GIVEN INSTRUCTION ▸ Collect each line containing "OrderedHiddenHttpMethodFilter".

DATA PROVIDED ▸
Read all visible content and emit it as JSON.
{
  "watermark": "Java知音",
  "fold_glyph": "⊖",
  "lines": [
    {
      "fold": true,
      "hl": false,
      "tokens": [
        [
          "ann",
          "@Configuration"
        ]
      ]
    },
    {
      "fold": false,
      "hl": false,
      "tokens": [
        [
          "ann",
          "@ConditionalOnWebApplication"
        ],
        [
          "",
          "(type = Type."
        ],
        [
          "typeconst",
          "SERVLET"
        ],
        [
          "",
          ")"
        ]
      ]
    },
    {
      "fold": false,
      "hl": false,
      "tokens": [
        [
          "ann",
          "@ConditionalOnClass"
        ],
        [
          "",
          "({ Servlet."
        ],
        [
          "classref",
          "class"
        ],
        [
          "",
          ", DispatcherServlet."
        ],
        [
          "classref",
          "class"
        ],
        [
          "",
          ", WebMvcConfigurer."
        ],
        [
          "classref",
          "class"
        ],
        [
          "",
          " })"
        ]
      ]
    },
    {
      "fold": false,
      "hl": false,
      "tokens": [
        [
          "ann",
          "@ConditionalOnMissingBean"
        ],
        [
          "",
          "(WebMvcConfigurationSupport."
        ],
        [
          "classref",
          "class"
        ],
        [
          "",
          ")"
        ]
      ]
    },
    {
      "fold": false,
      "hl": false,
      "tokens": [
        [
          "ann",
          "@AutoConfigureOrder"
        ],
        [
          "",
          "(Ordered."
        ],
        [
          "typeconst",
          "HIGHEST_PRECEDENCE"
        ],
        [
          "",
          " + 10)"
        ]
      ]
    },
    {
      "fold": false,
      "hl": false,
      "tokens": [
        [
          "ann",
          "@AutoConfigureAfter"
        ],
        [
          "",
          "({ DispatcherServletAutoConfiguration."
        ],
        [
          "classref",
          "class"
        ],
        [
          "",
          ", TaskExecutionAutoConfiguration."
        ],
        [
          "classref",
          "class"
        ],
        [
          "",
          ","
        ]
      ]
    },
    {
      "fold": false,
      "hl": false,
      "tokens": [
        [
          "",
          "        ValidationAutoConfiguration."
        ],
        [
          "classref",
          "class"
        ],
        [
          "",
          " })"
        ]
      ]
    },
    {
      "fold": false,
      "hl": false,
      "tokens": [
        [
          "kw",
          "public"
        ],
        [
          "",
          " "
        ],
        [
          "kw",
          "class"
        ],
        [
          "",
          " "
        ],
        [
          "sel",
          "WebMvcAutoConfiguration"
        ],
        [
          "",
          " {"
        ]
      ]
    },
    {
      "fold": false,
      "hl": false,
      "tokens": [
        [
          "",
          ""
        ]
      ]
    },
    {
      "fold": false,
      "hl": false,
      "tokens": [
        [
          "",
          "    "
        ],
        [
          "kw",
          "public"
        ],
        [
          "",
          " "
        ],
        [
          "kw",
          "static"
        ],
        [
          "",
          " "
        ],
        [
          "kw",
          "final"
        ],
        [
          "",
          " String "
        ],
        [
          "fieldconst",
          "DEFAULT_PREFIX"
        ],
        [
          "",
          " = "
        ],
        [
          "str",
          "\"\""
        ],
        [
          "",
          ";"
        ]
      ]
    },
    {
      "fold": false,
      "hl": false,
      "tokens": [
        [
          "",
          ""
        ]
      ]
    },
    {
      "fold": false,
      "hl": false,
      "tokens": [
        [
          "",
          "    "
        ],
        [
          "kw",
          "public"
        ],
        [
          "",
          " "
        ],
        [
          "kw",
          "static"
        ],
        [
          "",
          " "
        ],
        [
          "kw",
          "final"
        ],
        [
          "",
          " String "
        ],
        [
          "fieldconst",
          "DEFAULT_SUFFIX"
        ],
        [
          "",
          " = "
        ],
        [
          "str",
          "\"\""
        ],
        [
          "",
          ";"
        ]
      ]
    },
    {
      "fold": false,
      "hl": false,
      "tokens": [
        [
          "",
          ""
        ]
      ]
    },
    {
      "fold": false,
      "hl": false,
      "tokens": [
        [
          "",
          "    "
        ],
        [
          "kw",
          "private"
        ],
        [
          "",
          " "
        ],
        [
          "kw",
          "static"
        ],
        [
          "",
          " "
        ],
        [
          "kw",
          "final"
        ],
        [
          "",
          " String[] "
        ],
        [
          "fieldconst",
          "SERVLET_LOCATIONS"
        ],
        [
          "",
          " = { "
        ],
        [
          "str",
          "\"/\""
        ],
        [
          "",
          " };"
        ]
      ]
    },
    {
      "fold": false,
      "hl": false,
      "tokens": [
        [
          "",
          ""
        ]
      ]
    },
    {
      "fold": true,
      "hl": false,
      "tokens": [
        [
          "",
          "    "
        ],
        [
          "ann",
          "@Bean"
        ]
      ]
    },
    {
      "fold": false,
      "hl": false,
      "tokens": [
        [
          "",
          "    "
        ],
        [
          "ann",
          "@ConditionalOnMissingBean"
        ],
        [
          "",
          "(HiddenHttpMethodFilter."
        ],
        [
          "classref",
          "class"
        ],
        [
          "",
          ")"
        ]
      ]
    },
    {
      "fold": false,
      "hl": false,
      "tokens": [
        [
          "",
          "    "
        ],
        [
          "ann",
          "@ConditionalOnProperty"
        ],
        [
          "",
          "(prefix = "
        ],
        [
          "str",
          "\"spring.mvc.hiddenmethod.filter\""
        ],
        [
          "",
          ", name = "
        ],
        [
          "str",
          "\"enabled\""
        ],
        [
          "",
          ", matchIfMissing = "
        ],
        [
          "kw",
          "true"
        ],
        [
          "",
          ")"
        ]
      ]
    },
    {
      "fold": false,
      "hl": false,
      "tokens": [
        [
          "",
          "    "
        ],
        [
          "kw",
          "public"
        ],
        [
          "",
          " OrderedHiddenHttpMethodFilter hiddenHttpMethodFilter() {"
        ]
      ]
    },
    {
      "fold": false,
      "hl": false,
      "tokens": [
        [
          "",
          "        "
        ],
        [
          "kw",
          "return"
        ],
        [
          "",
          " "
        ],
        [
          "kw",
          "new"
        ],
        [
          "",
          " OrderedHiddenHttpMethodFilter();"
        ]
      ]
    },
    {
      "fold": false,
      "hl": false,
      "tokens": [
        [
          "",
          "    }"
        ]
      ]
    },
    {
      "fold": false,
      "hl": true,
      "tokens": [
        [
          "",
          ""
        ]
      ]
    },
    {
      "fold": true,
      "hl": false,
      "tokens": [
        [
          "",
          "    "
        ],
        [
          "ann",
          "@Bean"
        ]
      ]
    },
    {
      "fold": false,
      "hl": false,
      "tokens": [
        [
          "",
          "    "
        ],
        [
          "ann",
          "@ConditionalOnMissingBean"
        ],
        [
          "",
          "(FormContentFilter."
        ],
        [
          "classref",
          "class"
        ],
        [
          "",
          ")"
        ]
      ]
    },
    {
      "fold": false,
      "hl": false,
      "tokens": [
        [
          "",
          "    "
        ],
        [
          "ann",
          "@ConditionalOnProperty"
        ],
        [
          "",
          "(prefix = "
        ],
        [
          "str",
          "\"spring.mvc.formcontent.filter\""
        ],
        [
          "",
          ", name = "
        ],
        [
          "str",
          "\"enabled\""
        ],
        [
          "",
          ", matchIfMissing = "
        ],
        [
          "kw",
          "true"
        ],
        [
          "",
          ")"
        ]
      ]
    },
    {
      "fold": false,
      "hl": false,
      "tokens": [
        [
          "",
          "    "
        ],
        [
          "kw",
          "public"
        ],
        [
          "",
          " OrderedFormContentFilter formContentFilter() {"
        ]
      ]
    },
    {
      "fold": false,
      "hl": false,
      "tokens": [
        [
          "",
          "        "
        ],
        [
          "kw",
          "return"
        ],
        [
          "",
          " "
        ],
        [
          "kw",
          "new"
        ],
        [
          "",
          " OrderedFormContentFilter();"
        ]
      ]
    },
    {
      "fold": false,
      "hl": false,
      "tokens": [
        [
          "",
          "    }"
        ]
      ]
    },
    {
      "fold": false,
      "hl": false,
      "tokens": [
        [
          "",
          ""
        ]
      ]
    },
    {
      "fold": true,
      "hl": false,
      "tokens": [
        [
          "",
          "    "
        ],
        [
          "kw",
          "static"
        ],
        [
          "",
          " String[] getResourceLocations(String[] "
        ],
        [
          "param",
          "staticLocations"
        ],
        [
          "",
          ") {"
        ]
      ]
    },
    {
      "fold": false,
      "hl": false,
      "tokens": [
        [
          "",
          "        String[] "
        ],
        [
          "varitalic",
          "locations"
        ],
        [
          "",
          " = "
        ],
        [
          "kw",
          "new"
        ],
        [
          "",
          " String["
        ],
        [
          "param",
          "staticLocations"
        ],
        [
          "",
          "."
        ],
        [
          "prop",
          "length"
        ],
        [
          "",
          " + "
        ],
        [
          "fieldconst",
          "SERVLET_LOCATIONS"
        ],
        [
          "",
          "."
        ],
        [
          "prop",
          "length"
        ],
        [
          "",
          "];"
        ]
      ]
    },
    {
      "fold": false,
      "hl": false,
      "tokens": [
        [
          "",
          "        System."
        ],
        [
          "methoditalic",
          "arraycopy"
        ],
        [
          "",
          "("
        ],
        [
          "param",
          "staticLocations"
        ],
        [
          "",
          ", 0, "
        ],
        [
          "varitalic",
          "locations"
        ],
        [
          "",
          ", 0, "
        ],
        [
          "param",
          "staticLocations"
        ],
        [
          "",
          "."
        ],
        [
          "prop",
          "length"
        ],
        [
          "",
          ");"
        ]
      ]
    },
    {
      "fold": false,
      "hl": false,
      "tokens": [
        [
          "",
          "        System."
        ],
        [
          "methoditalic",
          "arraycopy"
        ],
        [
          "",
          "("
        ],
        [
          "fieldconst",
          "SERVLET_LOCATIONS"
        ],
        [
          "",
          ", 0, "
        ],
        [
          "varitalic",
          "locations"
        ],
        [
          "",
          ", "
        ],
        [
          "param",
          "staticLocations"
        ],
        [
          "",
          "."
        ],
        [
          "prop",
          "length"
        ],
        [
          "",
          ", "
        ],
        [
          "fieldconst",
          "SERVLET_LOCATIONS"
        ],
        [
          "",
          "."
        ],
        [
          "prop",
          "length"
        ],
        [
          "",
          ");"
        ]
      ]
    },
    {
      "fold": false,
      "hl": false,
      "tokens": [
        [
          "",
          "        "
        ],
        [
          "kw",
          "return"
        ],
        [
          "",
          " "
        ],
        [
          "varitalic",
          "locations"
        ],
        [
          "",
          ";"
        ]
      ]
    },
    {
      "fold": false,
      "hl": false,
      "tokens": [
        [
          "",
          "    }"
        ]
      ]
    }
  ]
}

WRITTEN ANSWER ▸
          " OrderedHiddenHttpMethodFilter hiddenHttpMethodFilter() {"
          " OrderedHiddenHttpMethodFilter();"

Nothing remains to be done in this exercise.